- [Problem to solve] From the records below, pull each line that has "xlabel".

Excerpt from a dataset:

+++

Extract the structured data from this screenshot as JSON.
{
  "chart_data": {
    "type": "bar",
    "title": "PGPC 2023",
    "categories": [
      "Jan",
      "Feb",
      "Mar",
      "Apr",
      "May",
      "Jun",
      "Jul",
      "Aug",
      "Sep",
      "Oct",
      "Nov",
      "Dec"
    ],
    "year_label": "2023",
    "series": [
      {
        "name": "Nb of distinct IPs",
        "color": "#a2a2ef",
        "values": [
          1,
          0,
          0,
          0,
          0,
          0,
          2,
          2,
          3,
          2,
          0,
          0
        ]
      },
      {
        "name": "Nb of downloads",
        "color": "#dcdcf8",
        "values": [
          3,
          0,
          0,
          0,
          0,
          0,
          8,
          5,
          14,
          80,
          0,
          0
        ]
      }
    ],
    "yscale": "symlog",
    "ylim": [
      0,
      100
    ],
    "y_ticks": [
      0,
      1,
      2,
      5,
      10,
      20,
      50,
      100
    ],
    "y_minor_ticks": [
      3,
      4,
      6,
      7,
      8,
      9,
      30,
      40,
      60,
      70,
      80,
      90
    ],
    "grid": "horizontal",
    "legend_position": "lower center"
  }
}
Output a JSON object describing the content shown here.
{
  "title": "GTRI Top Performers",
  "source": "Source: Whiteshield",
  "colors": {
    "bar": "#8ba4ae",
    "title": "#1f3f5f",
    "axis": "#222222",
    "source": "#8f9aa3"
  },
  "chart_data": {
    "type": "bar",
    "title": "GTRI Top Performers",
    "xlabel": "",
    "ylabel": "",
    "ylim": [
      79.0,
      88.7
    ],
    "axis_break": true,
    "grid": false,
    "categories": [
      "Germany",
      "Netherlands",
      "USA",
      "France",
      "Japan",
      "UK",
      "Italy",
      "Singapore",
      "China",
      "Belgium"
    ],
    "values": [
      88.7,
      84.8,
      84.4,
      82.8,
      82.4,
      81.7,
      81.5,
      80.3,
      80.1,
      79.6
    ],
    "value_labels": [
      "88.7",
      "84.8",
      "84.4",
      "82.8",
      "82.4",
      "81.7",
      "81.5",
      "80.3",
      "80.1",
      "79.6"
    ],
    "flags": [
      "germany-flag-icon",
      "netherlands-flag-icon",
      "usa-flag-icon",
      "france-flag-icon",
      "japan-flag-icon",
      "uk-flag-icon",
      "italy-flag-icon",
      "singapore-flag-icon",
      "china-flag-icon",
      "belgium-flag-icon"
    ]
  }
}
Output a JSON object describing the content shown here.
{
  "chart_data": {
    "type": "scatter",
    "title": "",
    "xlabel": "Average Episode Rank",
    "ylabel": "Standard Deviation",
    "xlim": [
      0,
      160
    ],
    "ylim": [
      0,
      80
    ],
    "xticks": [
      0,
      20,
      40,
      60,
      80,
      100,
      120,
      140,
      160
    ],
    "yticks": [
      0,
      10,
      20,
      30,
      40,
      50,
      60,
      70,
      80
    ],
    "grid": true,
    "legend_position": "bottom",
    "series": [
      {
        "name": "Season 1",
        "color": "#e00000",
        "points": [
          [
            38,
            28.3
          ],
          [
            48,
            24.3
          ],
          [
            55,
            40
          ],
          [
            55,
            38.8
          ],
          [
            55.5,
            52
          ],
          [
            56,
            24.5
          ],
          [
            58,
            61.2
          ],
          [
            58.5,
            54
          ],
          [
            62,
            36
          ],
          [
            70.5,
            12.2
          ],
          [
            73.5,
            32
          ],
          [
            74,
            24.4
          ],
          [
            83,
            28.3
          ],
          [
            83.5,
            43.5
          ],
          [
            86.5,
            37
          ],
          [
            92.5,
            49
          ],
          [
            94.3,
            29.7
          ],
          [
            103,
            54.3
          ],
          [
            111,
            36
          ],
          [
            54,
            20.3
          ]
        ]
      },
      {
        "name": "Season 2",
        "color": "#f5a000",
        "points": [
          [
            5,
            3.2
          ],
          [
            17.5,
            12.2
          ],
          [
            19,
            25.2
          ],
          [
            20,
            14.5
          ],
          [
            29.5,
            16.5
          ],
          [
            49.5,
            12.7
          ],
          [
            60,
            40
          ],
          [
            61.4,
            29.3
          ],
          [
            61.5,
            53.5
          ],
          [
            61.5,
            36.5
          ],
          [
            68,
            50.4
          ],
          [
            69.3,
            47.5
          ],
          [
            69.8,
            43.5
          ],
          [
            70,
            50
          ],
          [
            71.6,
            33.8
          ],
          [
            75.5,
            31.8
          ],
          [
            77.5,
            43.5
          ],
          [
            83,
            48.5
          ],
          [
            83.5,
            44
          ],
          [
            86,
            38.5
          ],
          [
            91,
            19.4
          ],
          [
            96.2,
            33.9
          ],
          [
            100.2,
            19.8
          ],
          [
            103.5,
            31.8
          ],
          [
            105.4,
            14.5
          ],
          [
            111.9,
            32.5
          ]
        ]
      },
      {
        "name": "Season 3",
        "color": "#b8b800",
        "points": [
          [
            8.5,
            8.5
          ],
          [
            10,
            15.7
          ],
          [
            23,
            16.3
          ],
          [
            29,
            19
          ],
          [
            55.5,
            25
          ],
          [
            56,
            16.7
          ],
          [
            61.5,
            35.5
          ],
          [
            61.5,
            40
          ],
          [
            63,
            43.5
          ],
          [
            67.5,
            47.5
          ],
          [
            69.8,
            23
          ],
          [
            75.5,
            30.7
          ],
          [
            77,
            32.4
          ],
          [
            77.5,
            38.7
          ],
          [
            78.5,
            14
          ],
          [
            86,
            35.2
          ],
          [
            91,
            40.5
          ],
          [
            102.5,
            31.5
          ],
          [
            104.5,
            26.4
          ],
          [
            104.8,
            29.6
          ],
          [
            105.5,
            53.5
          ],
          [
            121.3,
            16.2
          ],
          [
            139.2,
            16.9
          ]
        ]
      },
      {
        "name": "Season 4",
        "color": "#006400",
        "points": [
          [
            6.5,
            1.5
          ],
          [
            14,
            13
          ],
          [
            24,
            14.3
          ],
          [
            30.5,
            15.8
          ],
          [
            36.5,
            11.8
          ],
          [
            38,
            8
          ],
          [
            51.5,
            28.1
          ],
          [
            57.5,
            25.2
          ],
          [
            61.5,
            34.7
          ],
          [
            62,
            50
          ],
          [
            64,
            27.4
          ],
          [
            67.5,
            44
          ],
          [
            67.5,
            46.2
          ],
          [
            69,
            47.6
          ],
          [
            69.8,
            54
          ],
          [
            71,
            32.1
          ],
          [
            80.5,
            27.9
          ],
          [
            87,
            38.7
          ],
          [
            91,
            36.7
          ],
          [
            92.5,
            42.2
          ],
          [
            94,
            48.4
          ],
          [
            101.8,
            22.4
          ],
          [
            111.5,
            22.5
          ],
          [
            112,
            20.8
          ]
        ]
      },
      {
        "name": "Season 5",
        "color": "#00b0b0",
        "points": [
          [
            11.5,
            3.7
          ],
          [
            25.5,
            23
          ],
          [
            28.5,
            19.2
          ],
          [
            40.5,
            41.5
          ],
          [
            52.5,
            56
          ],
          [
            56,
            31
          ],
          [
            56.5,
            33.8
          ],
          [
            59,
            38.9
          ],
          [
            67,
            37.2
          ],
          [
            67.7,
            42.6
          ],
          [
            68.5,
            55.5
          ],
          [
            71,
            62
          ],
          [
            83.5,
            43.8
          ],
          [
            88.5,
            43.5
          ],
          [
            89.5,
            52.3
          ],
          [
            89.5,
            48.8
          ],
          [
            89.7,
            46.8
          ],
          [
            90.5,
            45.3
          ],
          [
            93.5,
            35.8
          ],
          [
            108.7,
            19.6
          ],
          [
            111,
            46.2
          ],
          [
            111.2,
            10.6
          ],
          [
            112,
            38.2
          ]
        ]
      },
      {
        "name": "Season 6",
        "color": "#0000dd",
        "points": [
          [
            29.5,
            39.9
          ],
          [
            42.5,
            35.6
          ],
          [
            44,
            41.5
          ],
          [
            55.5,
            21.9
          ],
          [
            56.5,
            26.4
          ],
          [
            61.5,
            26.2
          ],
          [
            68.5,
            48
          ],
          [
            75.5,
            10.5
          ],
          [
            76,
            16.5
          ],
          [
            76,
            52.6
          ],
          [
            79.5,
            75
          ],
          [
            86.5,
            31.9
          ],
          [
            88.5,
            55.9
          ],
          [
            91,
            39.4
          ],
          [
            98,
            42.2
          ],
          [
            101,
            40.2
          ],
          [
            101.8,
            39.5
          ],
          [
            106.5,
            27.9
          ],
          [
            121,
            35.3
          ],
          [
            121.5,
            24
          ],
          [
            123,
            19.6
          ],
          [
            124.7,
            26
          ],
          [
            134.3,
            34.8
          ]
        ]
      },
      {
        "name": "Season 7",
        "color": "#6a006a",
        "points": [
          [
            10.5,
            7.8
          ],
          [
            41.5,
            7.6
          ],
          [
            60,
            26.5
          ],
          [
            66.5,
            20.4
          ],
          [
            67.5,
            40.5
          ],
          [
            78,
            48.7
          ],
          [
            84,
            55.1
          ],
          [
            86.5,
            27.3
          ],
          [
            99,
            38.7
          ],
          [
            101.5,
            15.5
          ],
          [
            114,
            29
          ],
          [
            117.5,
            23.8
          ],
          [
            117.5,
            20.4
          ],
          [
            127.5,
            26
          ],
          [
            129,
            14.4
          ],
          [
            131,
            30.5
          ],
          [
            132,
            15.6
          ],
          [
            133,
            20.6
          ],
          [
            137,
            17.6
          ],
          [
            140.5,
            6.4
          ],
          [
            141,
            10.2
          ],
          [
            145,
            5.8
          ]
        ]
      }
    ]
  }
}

+++

- [Task output]
    "xlabel": "",
    "xlabel": "Average Episode Rank",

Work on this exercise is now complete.